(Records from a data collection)
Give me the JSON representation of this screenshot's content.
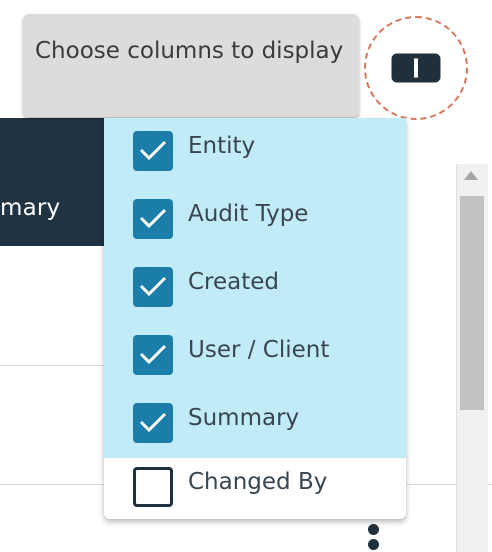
{
  "tooltip": {
    "text": "Choose columns to display"
  },
  "table": {
    "visible_header_fragment": "mary"
  },
  "column_menu": {
    "items": [
      {
        "label": "Entity",
        "checked": true
      },
      {
        "label": "Audit Type",
        "checked": true
      },
      {
        "label": "Created",
        "checked": true
      },
      {
        "label": "User / Client",
        "checked": true
      },
      {
        "label": "Summary",
        "checked": true
      },
      {
        "label": "Changed By",
        "checked": false
      }
    ]
  },
  "icons": {
    "columns_button": "columns-icon",
    "check": "check-icon",
    "row_menu": "more-vertical-icon",
    "scroll_up": "scroll-up-arrow-icon"
  },
  "colors": {
    "header_background": "#203343",
    "menu_checked_background": "#c1ecf7",
    "checkbox_checked": "#1b7ea8",
    "tooltip_background": "#dcdcdc",
    "focus_ring": "#d8745a"
  }
}
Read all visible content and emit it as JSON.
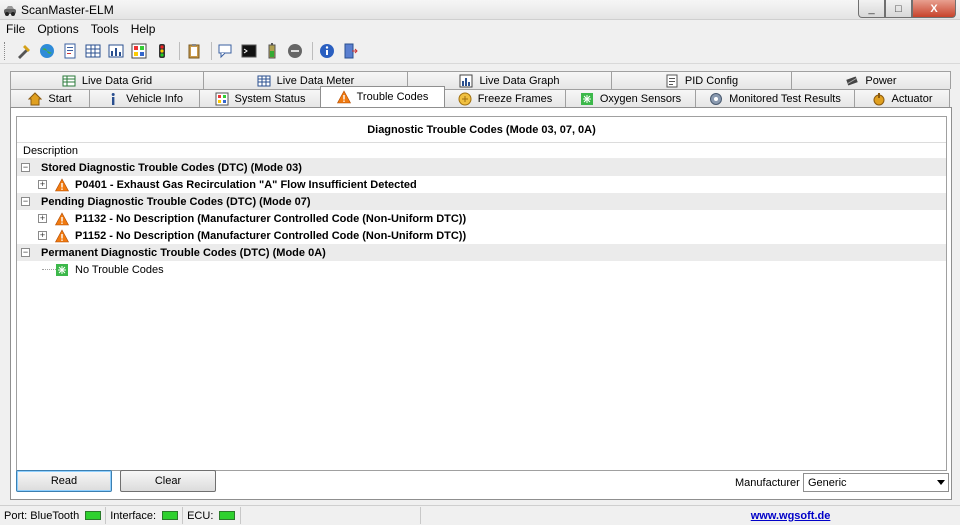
{
  "window": {
    "title": "ScanMaster-ELM",
    "icon": "car-wrench-icon",
    "min": "_",
    "max": "□",
    "close": "X"
  },
  "menu": [
    "File",
    "Options",
    "Tools",
    "Help"
  ],
  "toolbar": {
    "icons": [
      "connect-icon",
      "globe-icon",
      "report-icon",
      "grid-icon",
      "meter-icon",
      "graph-icon",
      "traffic-light-icon",
      "clipboard-icon",
      "chat-icon",
      "terminal-icon",
      "battery-icon",
      "disconnect-icon",
      "info-icon",
      "exit-icon"
    ]
  },
  "tabs_top": [
    {
      "label": "Live Data Grid",
      "icon": "grid-icon"
    },
    {
      "label": "Live Data Meter",
      "icon": "meter-icon"
    },
    {
      "label": "Live Data Graph",
      "icon": "graph-icon"
    },
    {
      "label": "PID Config",
      "icon": "pid-icon"
    },
    {
      "label": "Power",
      "icon": "chip-icon"
    }
  ],
  "tabs_bottom": [
    {
      "label": "Start",
      "icon": "home-icon"
    },
    {
      "label": "Vehicle Info",
      "icon": "info-icon"
    },
    {
      "label": "System Status",
      "icon": "status-icon"
    },
    {
      "label": "Trouble Codes",
      "icon": "warning-icon",
      "active": true
    },
    {
      "label": "Freeze Frames",
      "icon": "freeze-icon"
    },
    {
      "label": "Oxygen Sensors",
      "icon": "sensor-icon"
    },
    {
      "label": "Monitored Test Results",
      "icon": "gear-icon"
    },
    {
      "label": "Actuator",
      "icon": "actuator-icon"
    }
  ],
  "panel": {
    "header": "Diagnostic Trouble Codes (Mode 03, 07, 0A)",
    "column": "Description",
    "groups": [
      {
        "label": "Stored Diagnostic Trouble Codes (DTC) (Mode 03)",
        "items": [
          "P0401 - Exhaust Gas Recirculation \"A\" Flow Insufficient Detected"
        ]
      },
      {
        "label": "Pending Diagnostic Trouble Codes (DTC) (Mode 07)",
        "items": [
          "P1132 - No Description (Manufacturer Controlled Code (Non-Uniform DTC))",
          "P1152 - No Description (Manufacturer Controlled Code (Non-Uniform DTC))"
        ]
      },
      {
        "label": "Permanent Diagnostic Trouble Codes (DTC) (Mode 0A)",
        "empty": "No Trouble Codes"
      }
    ],
    "read_label": "Read",
    "clear_label": "Clear",
    "manufacturer_label": "Manufacturer",
    "manufacturer_value": "Generic"
  },
  "status": {
    "port_label": "Port:",
    "port_value": "BlueTooth",
    "interface_label": "Interface:",
    "ecu_label": "ECU:",
    "link": "www.wgsoft.de",
    "led_color": "#2ed12e"
  },
  "colors": {
    "warning": "#f07a10",
    "ok": "#3cb84a",
    "group_bg": "#ebebeb"
  }
}
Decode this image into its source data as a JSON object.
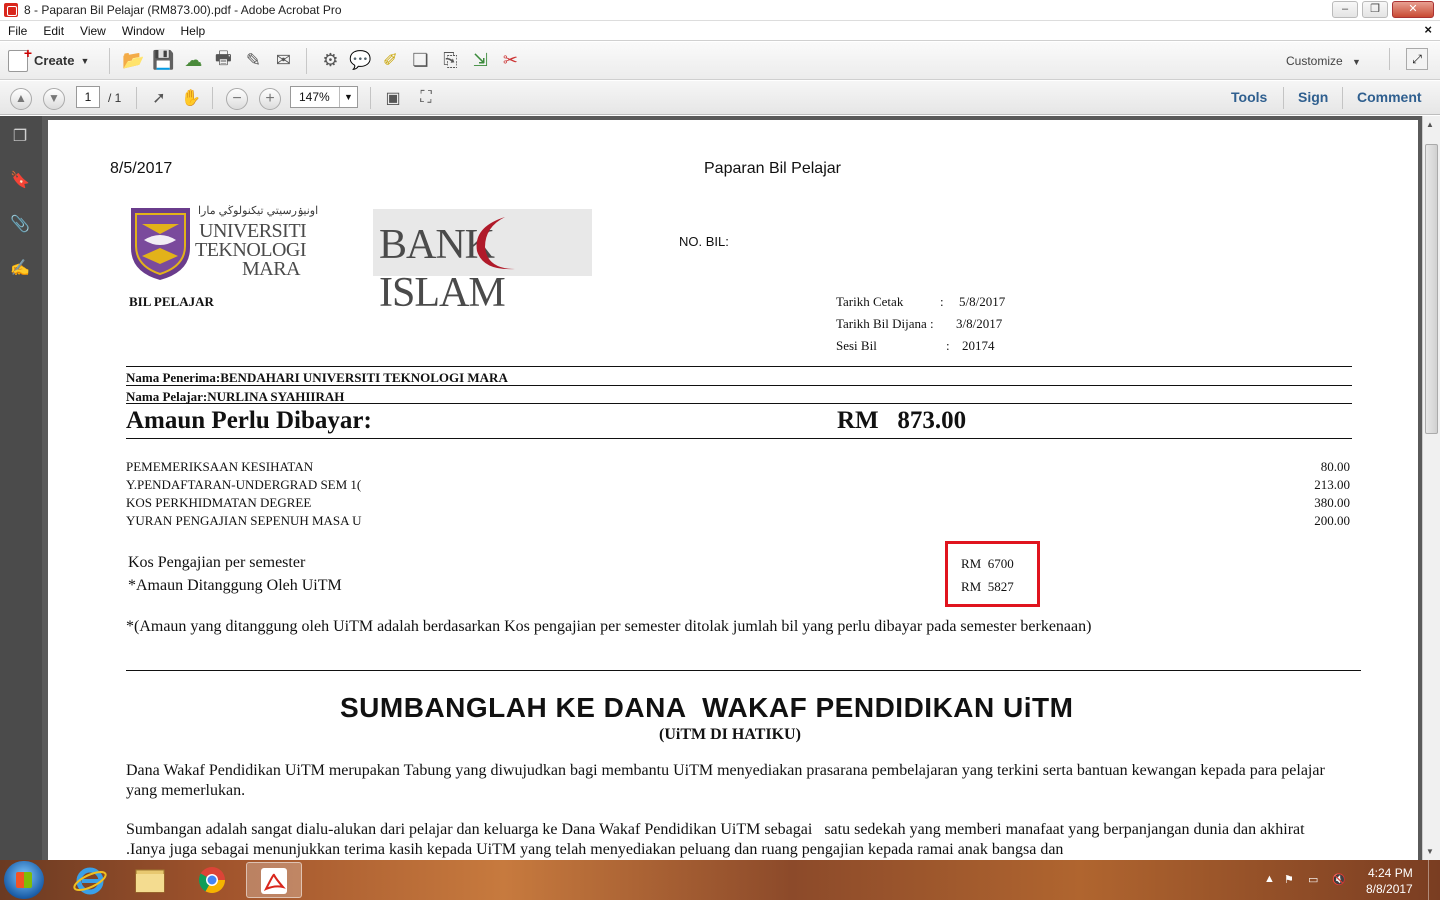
{
  "window": {
    "title": "8 - Paparan Bil Pelajar (RM873.00).pdf - Adobe Acrobat Pro"
  },
  "menu": {
    "items": [
      "File",
      "Edit",
      "View",
      "Window",
      "Help"
    ],
    "close_glyph": "×"
  },
  "toolbar": {
    "create_label": "Create",
    "customize_label": "Customize"
  },
  "nav": {
    "page_current": "1",
    "page_total": "/ 1",
    "zoom": "147%"
  },
  "panes": {
    "tools": "Tools",
    "sign": "Sign",
    "comment": "Comment"
  },
  "document": {
    "date": "8/5/2017",
    "header": "Paparan Bil Pelajar",
    "uitm_logo": {
      "jawi": "اونيۏرسيتي تيكنولوڬي مارا",
      "line1": "UNIVERSITI",
      "line2": "TEKNOLOGI",
      "line3": "MARA"
    },
    "bank_logo": {
      "text": "BANK ISLAM"
    },
    "no_bil_label": "NO. BIL:",
    "bil_pelajar": "BIL PELAJAR",
    "meta": {
      "tarikh_cetak_label": "Tarikh Cetak",
      "tarikh_cetak_sep": ":",
      "tarikh_cetak_value": "5/8/2017",
      "tarikh_dijana_label": "Tarikh Bil Dijana :",
      "tarikh_dijana_value": "3/8/2017",
      "sesi_label": "Sesi Bil",
      "sesi_sep": ":",
      "sesi_value": "20174"
    },
    "penerima": "Nama Penerima:BENDAHARI UNIVERSITI TEKNOLOGI MARA",
    "pelajar": "Nama Pelajar:NURLINA SYAHIIRAH",
    "amount_label": "Amaun Perlu Dibayar:",
    "amount_value": "RM   873.00",
    "items": [
      {
        "name": "PEMEMERIKSAAN KESIHATAN",
        "amount": "80.00"
      },
      {
        "name": "Y.PENDAFTARAN-UNDERGRAD SEM 1(",
        "amount": "213.00"
      },
      {
        "name": "KOS PERKHIDMATAN DEGREE",
        "amount": "380.00"
      },
      {
        "name": "YURAN PENGAJIAN SEPENUH MASA U",
        "amount": "200.00"
      }
    ],
    "cost_per_sem_label": "Kos Pengajian per semester",
    "cost_per_sem_value": "RM  6700",
    "covered_label": "*Amaun Ditanggung Oleh UiTM",
    "covered_value": "RM  5827",
    "note": "*(Amaun yang ditanggung oleh UiTM adalah berdasarkan Kos pengajian per semester ditolak jumlah bil yang perlu dibayar pada semester berkenaan)",
    "donate_title": "SUMBANGLAH KE DANA  WAKAF PENDIDIKAN UiTM",
    "donate_subtitle": "(UiTM DI HATIKU)",
    "para1": "Dana Wakaf Pendidikan UiTM merupakan Tabung yang diwujudkan bagi membantu UiTM menyediakan prasarana pembelajaran yang terkini serta bantuan kewangan kepada para pelajar yang memerlukan.",
    "para2": "Sumbangan adalah sangat dialu-alukan dari pelajar dan keluarga ke Dana Wakaf Pendidikan UiTM sebagai   satu sedekah yang memberi manafaat yang berpanjangan dunia dan akhirat .Ianya juga sebagai menunjukkan terima kasih kepada UiTM yang telah menyediakan peluang dan ruang pengajian kepada ramai anak bangsa dan"
  },
  "taskbar": {
    "time": "4:24 PM",
    "date": "8/8/2017"
  },
  "colors": {
    "highlight_box": "#e0141e",
    "pane_link": "#2f5f8f",
    "nav_pane": "#4b4b4b",
    "doc_bg": "#5a5a5a"
  }
}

AIM OF THE TASK = Repeat the preceding records precisely, and leave every picture out of the copy.

WRITTEN SOLUTION =
Give me the JSON representation of this screenshot's content.
{
  "tooltip": {
    "text": "Choose columns to display"
  },
  "table": {
    "visible_header_fragment": "mary"
  },
  "column_menu": {
    "items": [
      {
        "label": "Entity",
        "checked": true
      },
      {
        "label": "Audit Type",
        "checked": true
      },
      {
        "label": "Created",
        "checked": true
      },
      {
        "label": "User / Client",
        "checked": true
      },
      {
        "label": "Summary",
        "checked": true
      },
      {
        "label": "Changed By",
        "checked": false
      }
    ]
  },
  "icons": {
    "columns_button": "columns-icon",
    "check": "check-icon",
    "row_menu": "more-vertical-icon",
    "scroll_up": "scroll-up-arrow-icon"
  },
  "colors": {
    "header_background": "#203343",
    "menu_checked_background": "#c1ecf7",
    "checkbox_checked": "#1b7ea8",
    "tooltip_background": "#dcdcdc",
    "focus_ring": "#d8745a"
  }
}
Read all visible content and emit it as JSON.
{
  "window": {
    "title": "ScanMaster-ELM",
    "icon": "car-wrench-icon",
    "min": "_",
    "max": "□",
    "close": "X"
  },
  "menu": [
    "File",
    "Options",
    "Tools",
    "Help"
  ],
  "toolbar": {
    "icons": [
      "connect-icon",
      "globe-icon",
      "report-icon",
      "grid-icon",
      "meter-icon",
      "graph-icon",
      "traffic-light-icon",
      "clipboard-icon",
      "chat-icon",
      "terminal-icon",
      "battery-icon",
      "disconnect-icon",
      "info-icon",
      "exit-icon"
    ]
  },
  "tabs_top": [
    {
      "label": "Live Data Grid",
      "icon": "grid-icon"
    },
    {
      "label": "Live Data Meter",
      "icon": "meter-icon"
    },
    {
      "label": "Live Data Graph",
      "icon": "graph-icon"
    },
    {
      "label": "PID Config",
      "icon": "pid-icon"
    },
    {
      "label": "Power",
      "icon": "chip-icon"
    }
  ],
  "tabs_bottom": [
    {
      "label": "Start",
      "icon": "home-icon"
    },
    {
      "label": "Vehicle Info",
      "icon": "info-icon"
    },
    {
      "label": "System Status",
      "icon": "status-icon"
    },
    {
      "label": "Trouble Codes",
      "icon": "warning-icon",
      "active": true
    },
    {
      "label": "Freeze Frames",
      "icon": "freeze-icon"
    },
    {
      "label": "Oxygen Sensors",
      "icon": "sensor-icon"
    },
    {
      "label": "Monitored Test Results",
      "icon": "gear-icon"
    },
    {
      "label": "Actuator",
      "icon": "actuator-icon"
    }
  ],
  "panel": {
    "header": "Diagnostic Trouble Codes (Mode 03, 07, 0A)",
    "column": "Description",
    "groups": [
      {
        "label": "Stored Diagnostic Trouble Codes (DTC) (Mode 03)",
        "items": [
          "P0401 - Exhaust Gas Recirculation \"A\" Flow Insufficient Detected"
        ]
      },
      {
        "label": "Pending Diagnostic Trouble Codes (DTC) (Mode 07)",
        "items": [
          "P1132 - No Description (Manufacturer Controlled Code (Non-Uniform DTC))",
          "P1152 - No Description (Manufacturer Controlled Code (Non-Uniform DTC))"
        ]
      },
      {
        "label": "Permanent Diagnostic Trouble Codes (DTC) (Mode 0A)",
        "empty": "No Trouble Codes"
      }
    ],
    "read_label": "Read",
    "clear_label": "Clear",
    "manufacturer_label": "Manufacturer",
    "manufacturer_value": "Generic"
  },
  "status": {
    "port_label": "Port:",
    "port_value": "BlueTooth",
    "interface_label": "Interface:",
    "ecu_label": "ECU:",
    "link": "www.wgsoft.de",
    "led_color": "#2ed12e"
  },
  "colors": {
    "warning": "#f07a10",
    "ok": "#3cb84a",
    "group_bg": "#ebebeb"
  }
}
Decode this image into its source data as a JSON object.
{
  "window": {
    "title": "8 - Paparan Bil Pelajar (RM873.00).pdf - Adobe Acrobat Pro"
  },
  "menu": {
    "items": [
      "File",
      "Edit",
      "View",
      "Window",
      "Help"
    ],
    "close_glyph": "×"
  },
  "toolbar": {
    "create_label": "Create",
    "customize_label": "Customize"
  },
  "nav": {
    "page_current": "1",
    "page_total": "/ 1",
    "zoom": "147%"
  },
  "panes": {
    "tools": "Tools",
    "sign": "Sign",
    "comment": "Comment"
  },
  "document": {
    "date": "8/5/2017",
    "header": "Paparan Bil Pelajar",
    "uitm_logo": {
      "jawi": "اونيۏرسيتي تيكنولوڬي مارا",
      "line1": "UNIVERSITI",
      "line2": "TEKNOLOGI",
      "line3": "MARA"
    },
    "bank_logo": {
      "text": "BANK ISLAM"
    },
    "no_bil_label": "NO. BIL:",
    "bil_pelajar": "BIL PELAJAR",
    "meta": {
      "tarikh_cetak_label": "Tarikh Cetak",
      "tarikh_cetak_sep": ":",
      "tarikh_cetak_value": "5/8/2017",
      "tarikh_dijana_label": "Tarikh Bil Dijana :",
      "tarikh_dijana_value": "3/8/2017",
      "sesi_label": "Sesi Bil",
      "sesi_sep": ":",
      "sesi_value": "20174"
    },
    "penerima": "Nama Penerima:BENDAHARI UNIVERSITI TEKNOLOGI MARA",
    "pelajar": "Nama Pelajar:NURLINA SYAHIIRAH",
    "amount_label": "Amaun Perlu Dibayar:",
    "amount_value": "RM   873.00",
    "items": [
      {
        "name": "PEMEMERIKSAAN KESIHATAN",
        "amount": "80.00"
      },
      {
        "name": "Y.PENDAFTARAN-UNDERGRAD SEM 1(",
        "amount": "213.00"
      },
      {
        "name": "KOS PERKHIDMATAN DEGREE",
        "amount": "380.00"
      },
      {
        "name": "YURAN PENGAJIAN SEPENUH MASA U",
        "amount": "200.00"
      }
    ],
    "cost_per_sem_label": "Kos Pengajian per semester",
    "cost_per_sem_value": "RM  6700",
    "covered_label": "*Amaun Ditanggung Oleh UiTM",
    "covered_value": "RM  5827",
    "note": "*(Amaun yang ditanggung oleh UiTM adalah berdasarkan Kos pengajian per semester ditolak jumlah bil yang perlu dibayar pada semester berkenaan)",
    "donate_title": "SUMBANGLAH KE DANA  WAKAF PENDIDIKAN UiTM",
    "donate_subtitle": "(UiTM DI HATIKU)",
    "para1": "Dana Wakaf Pendidikan UiTM merupakan Tabung yang diwujudkan bagi membantu UiTM menyediakan prasarana pembelajaran yang terkini serta bantuan kewangan kepada para pelajar yang memerlukan.",
    "para2": "Sumbangan adalah sangat dialu-alukan dari pelajar dan keluarga ke Dana Wakaf Pendidikan UiTM sebagai   satu sedekah yang memberi manafaat yang berpanjangan dunia dan akhirat .Ianya juga sebagai menunjukkan terima kasih kepada UiTM yang telah menyediakan peluang dan ruang pengajian kepada ramai anak bangsa dan"
  },
  "taskbar": {
    "time": "4:24 PM",
    "date": "8/8/2017"
  },
  "colors": {
    "highlight_box": "#e0141e",
    "pane_link": "#2f5f8f",
    "nav_pane": "#4b4b4b",
    "doc_bg": "#5a5a5a"
  }
}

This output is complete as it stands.